**PROBLEM TO WORK ON:**
Count every line that holds the string "title", and report the number alone.

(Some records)
<<<<

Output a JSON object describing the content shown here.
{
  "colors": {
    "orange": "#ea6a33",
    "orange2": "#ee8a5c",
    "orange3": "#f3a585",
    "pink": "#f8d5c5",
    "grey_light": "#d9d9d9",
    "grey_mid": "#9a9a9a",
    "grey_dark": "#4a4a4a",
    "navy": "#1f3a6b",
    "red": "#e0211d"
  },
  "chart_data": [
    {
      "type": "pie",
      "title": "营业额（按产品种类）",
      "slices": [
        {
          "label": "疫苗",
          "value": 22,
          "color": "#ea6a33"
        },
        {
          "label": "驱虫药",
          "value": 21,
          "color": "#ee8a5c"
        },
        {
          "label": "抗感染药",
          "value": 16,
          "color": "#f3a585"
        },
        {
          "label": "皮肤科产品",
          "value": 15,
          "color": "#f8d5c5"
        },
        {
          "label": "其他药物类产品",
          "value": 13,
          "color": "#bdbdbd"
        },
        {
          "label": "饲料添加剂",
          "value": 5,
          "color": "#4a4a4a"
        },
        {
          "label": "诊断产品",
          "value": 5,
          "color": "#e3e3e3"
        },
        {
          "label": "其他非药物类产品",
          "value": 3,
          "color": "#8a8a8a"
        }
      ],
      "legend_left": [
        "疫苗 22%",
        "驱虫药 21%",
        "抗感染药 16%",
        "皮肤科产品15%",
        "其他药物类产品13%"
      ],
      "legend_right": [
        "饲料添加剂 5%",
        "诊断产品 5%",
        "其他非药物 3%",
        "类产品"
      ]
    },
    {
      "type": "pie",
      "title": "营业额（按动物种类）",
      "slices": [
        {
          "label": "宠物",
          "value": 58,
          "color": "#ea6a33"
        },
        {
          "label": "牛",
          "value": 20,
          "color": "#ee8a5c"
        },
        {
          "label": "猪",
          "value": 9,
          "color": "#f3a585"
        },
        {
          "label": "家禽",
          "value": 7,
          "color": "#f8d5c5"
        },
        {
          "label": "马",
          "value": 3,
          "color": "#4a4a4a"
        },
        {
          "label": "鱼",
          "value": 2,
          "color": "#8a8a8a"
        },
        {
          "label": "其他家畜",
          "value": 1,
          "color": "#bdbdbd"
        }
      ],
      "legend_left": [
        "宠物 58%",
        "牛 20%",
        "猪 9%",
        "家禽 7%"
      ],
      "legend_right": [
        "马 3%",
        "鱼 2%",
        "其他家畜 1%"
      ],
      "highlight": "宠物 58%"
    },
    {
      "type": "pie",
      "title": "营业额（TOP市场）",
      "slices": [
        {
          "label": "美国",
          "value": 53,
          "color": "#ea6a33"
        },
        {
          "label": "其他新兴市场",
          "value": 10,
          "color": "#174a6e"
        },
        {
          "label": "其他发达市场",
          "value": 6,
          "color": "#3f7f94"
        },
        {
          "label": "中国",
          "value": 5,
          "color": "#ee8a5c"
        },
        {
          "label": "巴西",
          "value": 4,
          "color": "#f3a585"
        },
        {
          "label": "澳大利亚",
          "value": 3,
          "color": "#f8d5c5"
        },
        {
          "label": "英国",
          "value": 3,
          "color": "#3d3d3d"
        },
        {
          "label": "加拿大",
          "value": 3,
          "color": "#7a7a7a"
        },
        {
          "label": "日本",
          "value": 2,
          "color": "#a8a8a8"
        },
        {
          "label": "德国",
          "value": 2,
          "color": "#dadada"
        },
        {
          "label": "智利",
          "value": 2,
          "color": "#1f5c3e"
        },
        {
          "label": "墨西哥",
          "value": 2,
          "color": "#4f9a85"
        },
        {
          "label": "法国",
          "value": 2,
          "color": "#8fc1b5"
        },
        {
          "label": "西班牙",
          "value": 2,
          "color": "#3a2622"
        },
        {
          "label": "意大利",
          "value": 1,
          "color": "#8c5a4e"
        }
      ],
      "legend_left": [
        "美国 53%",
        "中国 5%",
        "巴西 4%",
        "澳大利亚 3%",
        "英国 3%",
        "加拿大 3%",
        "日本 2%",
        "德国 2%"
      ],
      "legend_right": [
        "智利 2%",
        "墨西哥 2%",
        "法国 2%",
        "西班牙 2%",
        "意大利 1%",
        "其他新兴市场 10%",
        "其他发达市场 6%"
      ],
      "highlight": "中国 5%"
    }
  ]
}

>>>>

**EXPECTED ANSWER:**
3